STATED GOAL
Extract all lines that hold "grid" from the records below.

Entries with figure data
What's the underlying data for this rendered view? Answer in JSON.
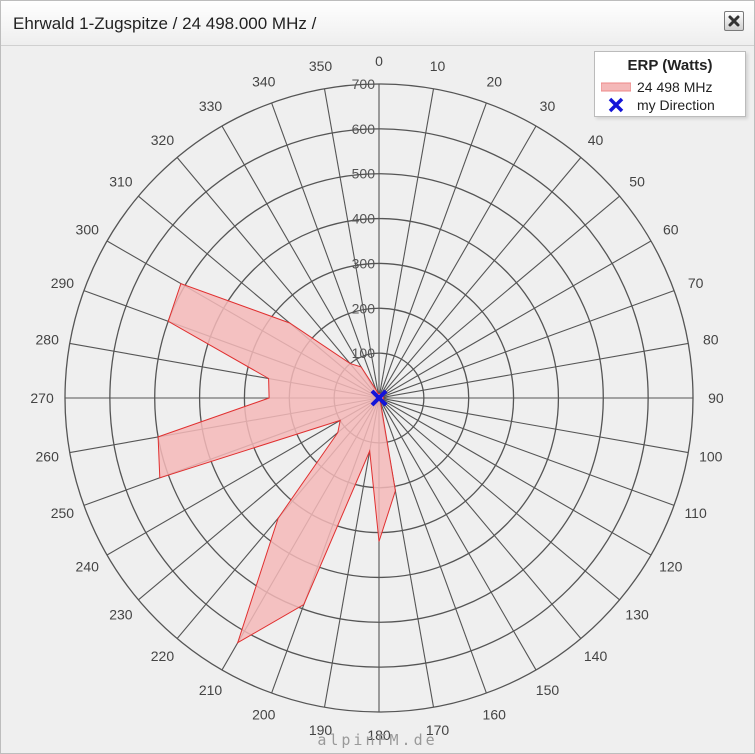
{
  "window": {
    "title": "Ehrwald 1-Zugspitze / 24 498.000 MHz /",
    "close_icon": "close-icon"
  },
  "legend": {
    "title": "ERP (Watts)",
    "series_label": "24 498 MHz",
    "direction_label": "my Direction"
  },
  "footer": {
    "watermark": "alpinFM.de"
  },
  "colors": {
    "fill": "#f4b8b8",
    "stroke": "#e03030",
    "direction": "#1414d8",
    "grid": "#555555",
    "background": "#efefef"
  },
  "chart_data": {
    "type": "polar-area",
    "angle_unit": "degrees",
    "angle_ticks": [
      0,
      10,
      20,
      30,
      40,
      50,
      60,
      70,
      80,
      90,
      100,
      110,
      120,
      130,
      140,
      150,
      160,
      170,
      180,
      190,
      200,
      210,
      220,
      230,
      240,
      250,
      260,
      270,
      280,
      290,
      300,
      310,
      320,
      330,
      340,
      350
    ],
    "radial_ticks": [
      100,
      200,
      300,
      400,
      500,
      600,
      700
    ],
    "radial_range": [
      0,
      700
    ],
    "series": [
      {
        "name": "24 498 MHz",
        "points": [
          {
            "azimuth": 0,
            "value": 10
          },
          {
            "azimuth": 10,
            "value": 10
          },
          {
            "azimuth": 20,
            "value": 10
          },
          {
            "azimuth": 30,
            "value": 10
          },
          {
            "azimuth": 40,
            "value": 10
          },
          {
            "azimuth": 50,
            "value": 10
          },
          {
            "azimuth": 60,
            "value": 10
          },
          {
            "azimuth": 70,
            "value": 10
          },
          {
            "azimuth": 80,
            "value": 10
          },
          {
            "azimuth": 90,
            "value": 10
          },
          {
            "azimuth": 100,
            "value": 10
          },
          {
            "azimuth": 110,
            "value": 10
          },
          {
            "azimuth": 120,
            "value": 10
          },
          {
            "azimuth": 130,
            "value": 10
          },
          {
            "azimuth": 140,
            "value": 10
          },
          {
            "azimuth": 150,
            "value": 10
          },
          {
            "azimuth": 160,
            "value": 10
          },
          {
            "azimuth": 170,
            "value": 210
          },
          {
            "azimuth": 180,
            "value": 320
          },
          {
            "azimuth": 190,
            "value": 120
          },
          {
            "azimuth": 200,
            "value": 490
          },
          {
            "azimuth": 210,
            "value": 630
          },
          {
            "azimuth": 220,
            "value": 350
          },
          {
            "azimuth": 230,
            "value": 120
          },
          {
            "azimuth": 240,
            "value": 100
          },
          {
            "azimuth": 250,
            "value": 520
          },
          {
            "azimuth": 260,
            "value": 500
          },
          {
            "azimuth": 270,
            "value": 245
          },
          {
            "azimuth": 280,
            "value": 250
          },
          {
            "azimuth": 290,
            "value": 500
          },
          {
            "azimuth": 300,
            "value": 510
          },
          {
            "azimuth": 310,
            "value": 260
          },
          {
            "azimuth": 320,
            "value": 100
          },
          {
            "azimuth": 330,
            "value": 80
          },
          {
            "azimuth": 340,
            "value": 20
          },
          {
            "azimuth": 350,
            "value": 10
          }
        ]
      }
    ],
    "my_direction": {
      "azimuth": 0,
      "value": 0
    },
    "legend_title": "ERP (Watts)",
    "legend_position": "top-right",
    "grid": true
  }
}
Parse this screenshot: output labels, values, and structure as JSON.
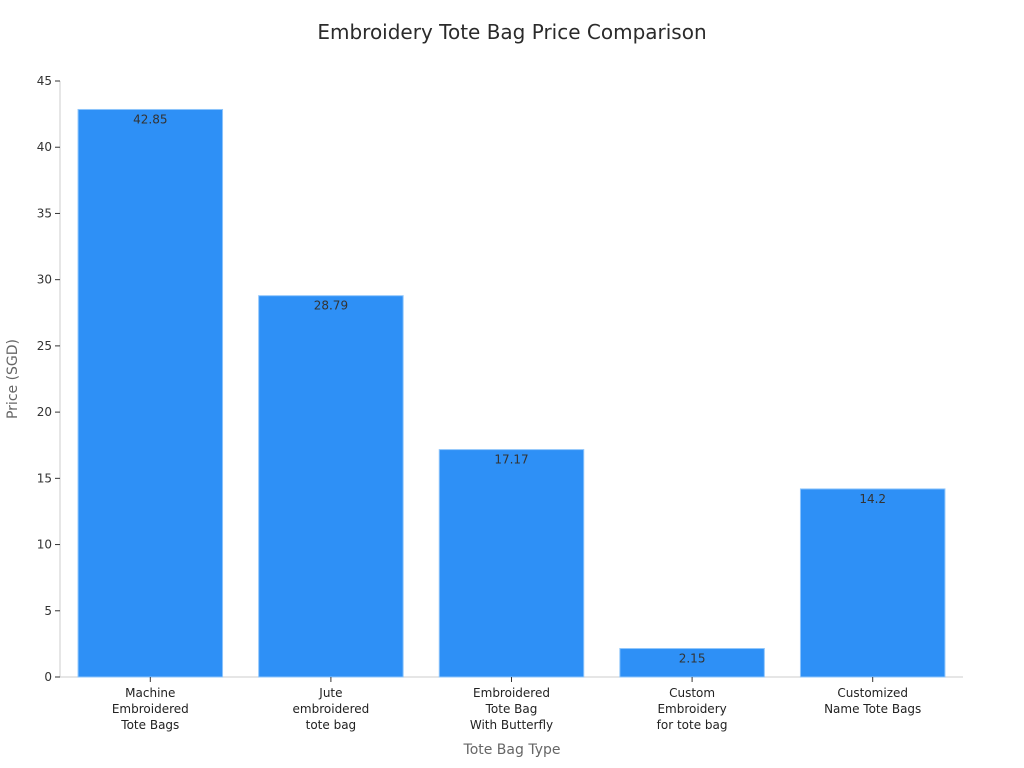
{
  "chart_data": {
    "type": "bar",
    "title": "Embroidery Tote Bag Price Comparison",
    "xlabel": "Tote Bag Type",
    "ylabel": "Price (SGD)",
    "categories": [
      [
        "Machine",
        "Embroidered",
        "Tote Bags"
      ],
      [
        "Jute",
        "embroidered",
        "tote bag"
      ],
      [
        "Embroidered",
        "Tote Bag",
        "With Butterfly"
      ],
      [
        "Custom",
        "Embroidery",
        "for tote bag"
      ],
      [
        "Customized",
        "Name Tote Bags"
      ]
    ],
    "values": [
      42.85,
      28.79,
      17.17,
      2.15,
      14.2
    ],
    "data_labels": [
      "42.85",
      "28.79",
      "17.17",
      "2.15",
      "14.2"
    ],
    "ylim": [
      0,
      45
    ],
    "yticks": [
      0,
      5,
      10,
      15,
      20,
      25,
      30,
      35,
      40,
      45
    ],
    "grid": false,
    "bar_color": "#2e90f6",
    "bar_edge_color": "#8ec5fb"
  }
}
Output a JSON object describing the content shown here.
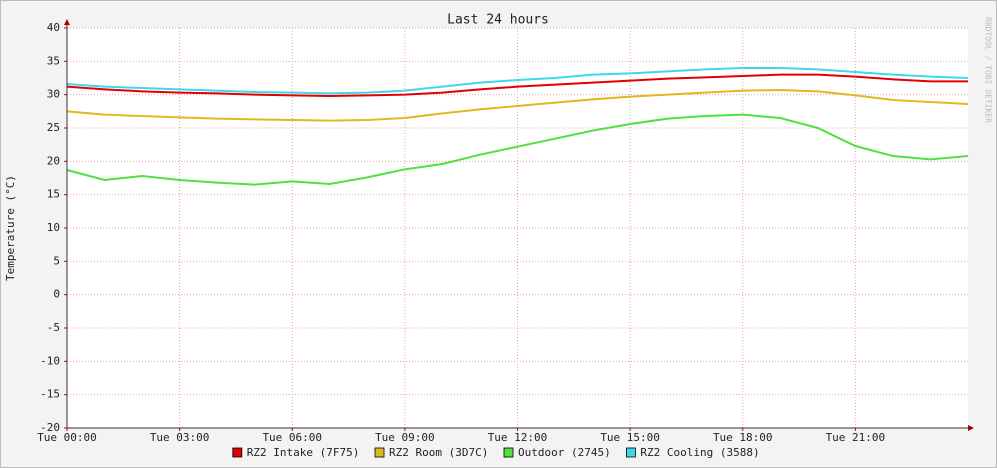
{
  "chart_data": {
    "type": "line",
    "title": "Last 24 hours",
    "ylabel": "Temperature (°C)",
    "side_text": "RRDTOOL / TOBI OETIKER",
    "x": [
      0,
      1,
      2,
      3,
      4,
      5,
      6,
      7,
      8,
      9,
      10,
      11,
      12,
      13,
      14,
      15,
      16,
      17,
      18,
      19,
      20,
      21,
      22,
      23,
      24
    ],
    "xlim": [
      0,
      24
    ],
    "xticks": [
      {
        "value": 0,
        "label": "Tue 00:00"
      },
      {
        "value": 3,
        "label": "Tue 03:00"
      },
      {
        "value": 6,
        "label": "Tue 06:00"
      },
      {
        "value": 9,
        "label": "Tue 09:00"
      },
      {
        "value": 12,
        "label": "Tue 12:00"
      },
      {
        "value": 15,
        "label": "Tue 15:00"
      },
      {
        "value": 18,
        "label": "Tue 18:00"
      },
      {
        "value": 21,
        "label": "Tue 21:00"
      }
    ],
    "ylim": [
      -20,
      40
    ],
    "yticks": [
      -20,
      -15,
      -10,
      -5,
      0,
      5,
      10,
      15,
      20,
      25,
      30,
      35,
      40
    ],
    "grid": true,
    "series": [
      {
        "name": "RZ2 Intake (7F75)",
        "color": "#e00000",
        "values": [
          31.2,
          30.8,
          30.5,
          30.3,
          30.2,
          30.0,
          29.9,
          29.8,
          29.9,
          30.0,
          30.3,
          30.8,
          31.2,
          31.5,
          31.8,
          32.1,
          32.4,
          32.6,
          32.8,
          33.0,
          33.0,
          32.7,
          32.3,
          32.0,
          32.0
        ]
      },
      {
        "name": "RZ2 Room (3D7C)",
        "color": "#e0b820",
        "values": [
          27.5,
          27.0,
          26.8,
          26.6,
          26.4,
          26.3,
          26.2,
          26.1,
          26.2,
          26.5,
          27.2,
          27.8,
          28.3,
          28.8,
          29.3,
          29.7,
          30.0,
          30.3,
          30.6,
          30.7,
          30.5,
          29.9,
          29.2,
          28.9,
          28.6
        ]
      },
      {
        "name": "Outdoor (2745)",
        "color": "#50e040",
        "values": [
          18.7,
          17.2,
          17.8,
          17.2,
          16.8,
          16.5,
          17.0,
          16.6,
          17.6,
          18.8,
          19.6,
          21.0,
          22.2,
          23.4,
          24.6,
          25.6,
          26.4,
          26.8,
          27.0,
          26.5,
          25.0,
          22.3,
          20.8,
          20.3,
          20.8
        ]
      },
      {
        "name": "RZ2 Cooling (3588)",
        "color": "#40d8e8",
        "values": [
          31.6,
          31.2,
          31.0,
          30.8,
          30.6,
          30.4,
          30.3,
          30.2,
          30.3,
          30.6,
          31.2,
          31.8,
          32.2,
          32.5,
          33.0,
          33.2,
          33.5,
          33.8,
          34.0,
          34.0,
          33.8,
          33.4,
          33.0,
          32.7,
          32.5
        ]
      }
    ]
  }
}
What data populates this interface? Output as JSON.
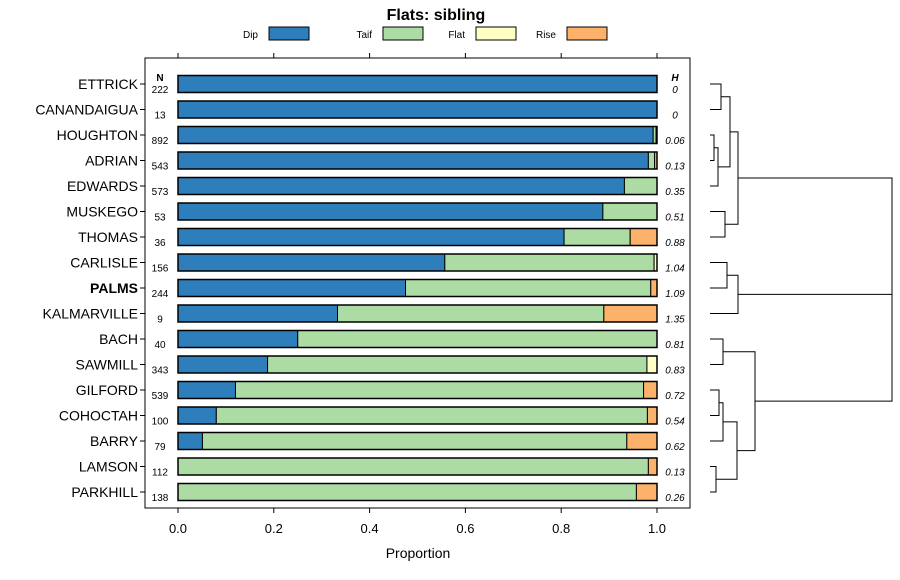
{
  "chart_data": {
    "type": "bar",
    "stacked": true,
    "orientation": "horizontal",
    "title": "Flats: sibling",
    "xlabel": "Proportion",
    "ylabel": "",
    "xlim": [
      0,
      1
    ],
    "xticks": [
      "0.0",
      "0.2",
      "0.4",
      "0.6",
      "0.8",
      "1.0"
    ],
    "legend_placement": "top",
    "n_header": "N",
    "h_header": "H",
    "highlight": "PALMS",
    "categories": [
      "ETTRICK",
      "CANANDAIGUA",
      "HOUGHTON",
      "ADRIAN",
      "EDWARDS",
      "MUSKEGO",
      "THOMAS",
      "CARLISLE",
      "PALMS",
      "KALMARVILLE",
      "BACH",
      "SAWMILL",
      "GILFORD",
      "COHOCTAH",
      "BARRY",
      "LAMSON",
      "PARKHILL"
    ],
    "n": [
      "222",
      "13",
      "892",
      "543",
      "573",
      "53",
      "36",
      "156",
      "244",
      "9",
      "40",
      "343",
      "539",
      "100",
      "79",
      "112",
      "138"
    ],
    "h": [
      "0",
      "0",
      "0.06",
      "0.13",
      "0.35",
      "0.51",
      "0.88",
      "1.04",
      "1.09",
      "1.35",
      "0.81",
      "0.83",
      "0.72",
      "0.54",
      "0.62",
      "0.13",
      "0.26"
    ],
    "series": [
      {
        "name": "Dip",
        "color": "#2e7ebc",
        "values": [
          1.0,
          1.0,
          0.992,
          0.982,
          0.932,
          0.887,
          0.806,
          0.557,
          0.475,
          0.333,
          0.25,
          0.187,
          0.12,
          0.08,
          0.051,
          0.0,
          0.0
        ]
      },
      {
        "name": "Taif",
        "color": "#acdba4",
        "values": [
          0.0,
          0.0,
          0.006,
          0.013,
          0.068,
          0.113,
          0.138,
          0.437,
          0.512,
          0.556,
          0.75,
          0.792,
          0.852,
          0.9,
          0.886,
          0.982,
          0.957
        ]
      },
      {
        "name": "Flat",
        "color": "#ffffc3",
        "values": [
          0.0,
          0.0,
          0.002,
          0.0,
          0.0,
          0.0,
          0.0,
          0.006,
          0.0,
          0.0,
          0.0,
          0.021,
          0.0,
          0.0,
          0.0,
          0.0,
          0.0
        ]
      },
      {
        "name": "Rise",
        "color": "#fcb26a",
        "values": [
          0.0,
          0.0,
          0.0,
          0.005,
          0.0,
          0.0,
          0.056,
          0.0,
          0.013,
          0.111,
          0.0,
          0.0,
          0.028,
          0.02,
          0.063,
          0.018,
          0.043
        ]
      }
    ]
  }
}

CORRECT OUTPUT
    "grid": "#555555",
    "grid": true
    "grid": false,
    "grid": true,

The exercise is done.